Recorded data
+ + + +
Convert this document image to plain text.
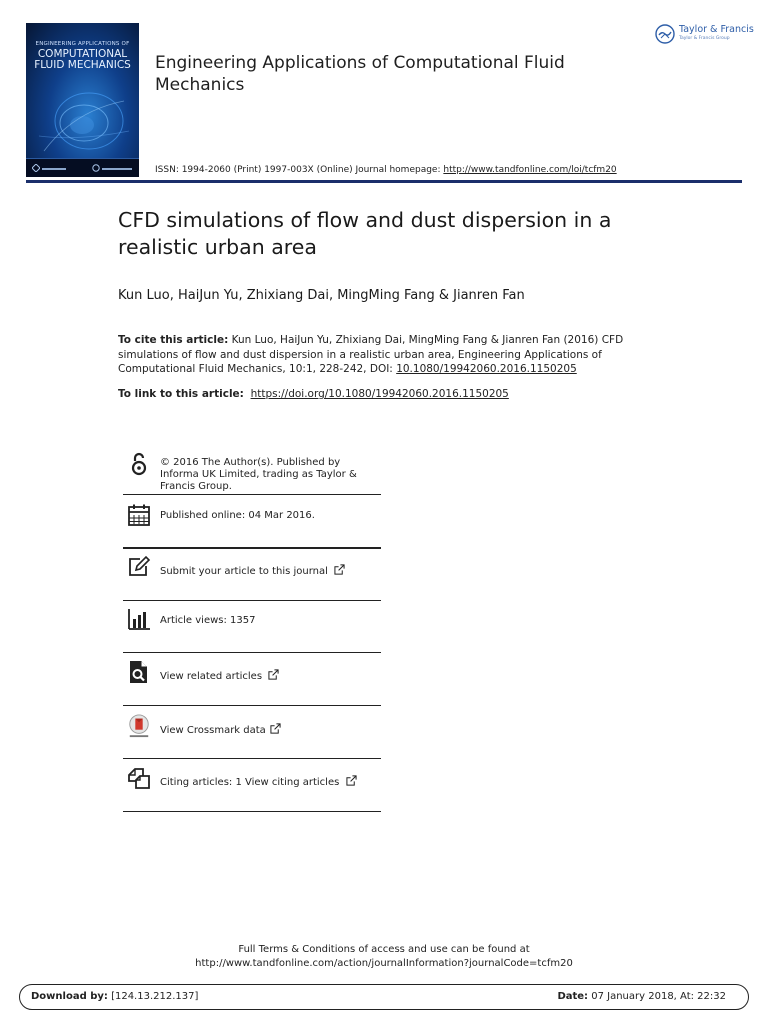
ENGINEERING APPLICATIONS OF
COMPUTATIONAL
FLUID MECHANICS	Engineering Applications of Computational Fluid Mechanics
Taylor & Francis
Taylor & Francis Group
ISSN: 1994-2060 (Print) 1997-003X (Online) Journal homepage: http://www.tandfonline.com/loi/tcfm20
CFD simulations of flow and dust dispersion in a realistic urban area
Kun Luo, HaiJun Yu, Zhixiang Dai, MingMing Fang & Jianren Fan
To cite this article: Kun Luo, HaiJun Yu, Zhixiang Dai, MingMing Fang & Jianren Fan (2016) CFD simulations of flow and dust dispersion in a realistic urban area, Engineering Applications of Computational Fluid Mechanics, 10:1, 228-242, DOI: 10.1080/19942060.2016.1150205
To link to this article: https://doi.org/10.1080/19942060.2016.1150205
© 2016 The Author(s). Published by Informa UK Limited, trading as Taylor & Francis Group.
Published online: 04 Mar 2016.
Submit your article to this journal
Article views: 1357
View related articles
View Crossmark data
Citing articles: 1 View citing articles
Full Terms & Conditions of access and use can be found at
http://www.tandfonline.com/action/journalInformation?journalCode=tcfm20
Download by: [124.13.212.137]	Date: 07 January 2018, At: 22:32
+ + + +
- THE TASK -
Search the data for the string "Fluid". List each line that has it.

- SOLUTION -
FLUID MECHANICS	Engineering Applications of Computational Fluid Mechanics
To cite this article: Kun Luo, HaiJun Yu, Zhixiang Dai, MingMing Fang & Jianren Fan (2016) CFD simulations of flow and dust dispersion in a realistic urban area, Engineering Applications of Computational Fluid Mechanics, 10:1, 228-242, DOI: 10.1080/19942060.2016.1150205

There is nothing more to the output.